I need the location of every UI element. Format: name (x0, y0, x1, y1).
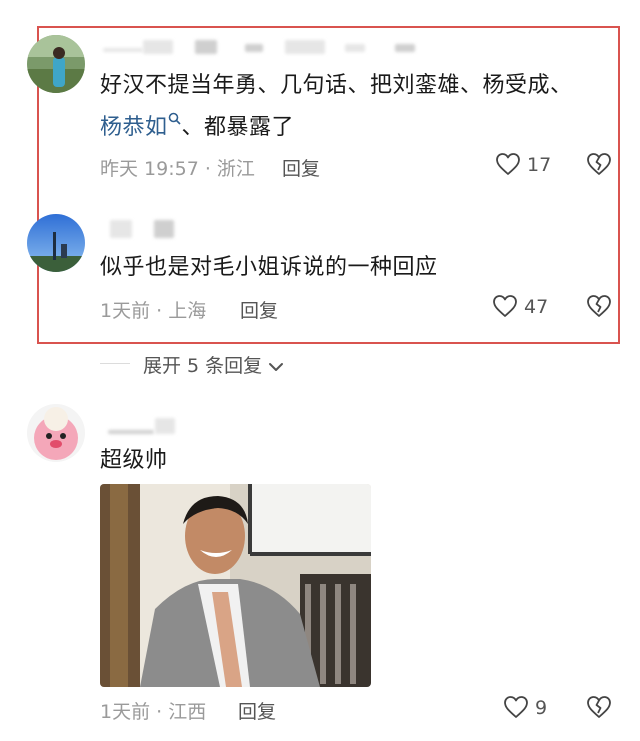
mention-link[interactable]: 杨恭如 (100, 115, 168, 140)
reply-button[interactable]: 回复 (240, 296, 278, 323)
comment-text: 超级帅 (100, 448, 168, 473)
like-count: 9 (535, 697, 548, 719)
comment-time: 1天前 · 江西 (100, 701, 207, 723)
chevron-down-icon (268, 361, 284, 373)
like-count: 17 (527, 154, 552, 176)
heart-icon[interactable] (492, 294, 518, 318)
username-blurred (143, 40, 173, 54)
like-count: 47 (524, 296, 549, 318)
username-blurred (110, 220, 132, 238)
expand-replies-button[interactable]: 展开 5 条回复 (143, 351, 284, 378)
heart-icon[interactable] (503, 695, 529, 719)
comment-photo[interactable] (100, 484, 371, 687)
username-blurred (154, 220, 174, 238)
comment-time: 昨天 19:57 · 浙江 (100, 158, 255, 180)
expand-divider (100, 363, 130, 364)
username-blurred (195, 40, 217, 54)
expand-replies-label: 展开 5 条回复 (143, 355, 263, 377)
broken-heart-icon[interactable] (586, 695, 612, 719)
username-blurred (245, 44, 263, 52)
comment-text: 好汉不提当年勇、几句话、把刘銮雄、杨受成、 (100, 73, 573, 98)
search-icon[interactable] (168, 112, 182, 126)
username-blurred (285, 40, 325, 54)
heart-icon[interactable] (495, 152, 521, 176)
comment-text-line2: 杨恭如 、都暴露了 (100, 110, 294, 146)
username-blurred (345, 44, 365, 52)
username-blurred (155, 418, 175, 434)
broken-heart-icon[interactable] (586, 294, 612, 318)
avatar[interactable] (27, 404, 85, 462)
comment-text-rest: 、都暴露了 (181, 115, 295, 140)
username-blurred (108, 430, 154, 434)
reply-button[interactable]: 回复 (282, 154, 320, 181)
comment-text: 似乎也是对毛小姐诉说的一种回应 (100, 255, 438, 280)
comment-time: 1天前 · 上海 (100, 300, 207, 322)
username-blurred (395, 44, 415, 52)
broken-heart-icon[interactable] (586, 152, 612, 176)
username-blurred (103, 48, 143, 52)
reply-button[interactable]: 回复 (238, 697, 276, 724)
avatar[interactable] (27, 214, 85, 272)
avatar[interactable] (27, 35, 85, 93)
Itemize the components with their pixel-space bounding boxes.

□ □ □

WRITTEN INSTRUCTION -
Copy the rows from the line with "mention-link[interactable]: 杨恭如 (100, 115, 168, 140)" to the line with "heart-icon[interactable] (495, 152, 521, 176)" without changing anything.

RESULT OF THE TASK -
mention-link[interactable]: 杨恭如 (100, 115, 168, 140)
reply-button[interactable]: 回复 (240, 296, 278, 323)
comment-text: 超级帅 (100, 448, 168, 473)
like-count: 9 (535, 697, 548, 719)
comment-time: 1天前 · 江西 (100, 701, 207, 723)
chevron-down-icon (268, 361, 284, 373)
like-count: 17 (527, 154, 552, 176)
heart-icon[interactable] (492, 294, 518, 318)
username-blurred (143, 40, 173, 54)
like-count: 47 (524, 296, 549, 318)
username-blurred (110, 220, 132, 238)
expand-replies-button[interactable]: 展开 5 条回复 (143, 351, 284, 378)
heart-icon[interactable] (503, 695, 529, 719)
comment-photo[interactable] (100, 484, 371, 687)
username-blurred (154, 220, 174, 238)
comment-time: 昨天 19:57 · 浙江 (100, 158, 255, 180)
expand-divider (100, 363, 130, 364)
username-blurred (195, 40, 217, 54)
expand-replies-label: 展开 5 条回复 (143, 355, 263, 377)
broken-heart-icon[interactable] (586, 695, 612, 719)
username-blurred (245, 44, 263, 52)
comment-text: 好汉不提当年勇、几句话、把刘銮雄、杨受成、 (100, 73, 573, 98)
search-icon[interactable] (168, 112, 182, 126)
username-blurred (285, 40, 325, 54)
heart-icon[interactable] (495, 152, 521, 176)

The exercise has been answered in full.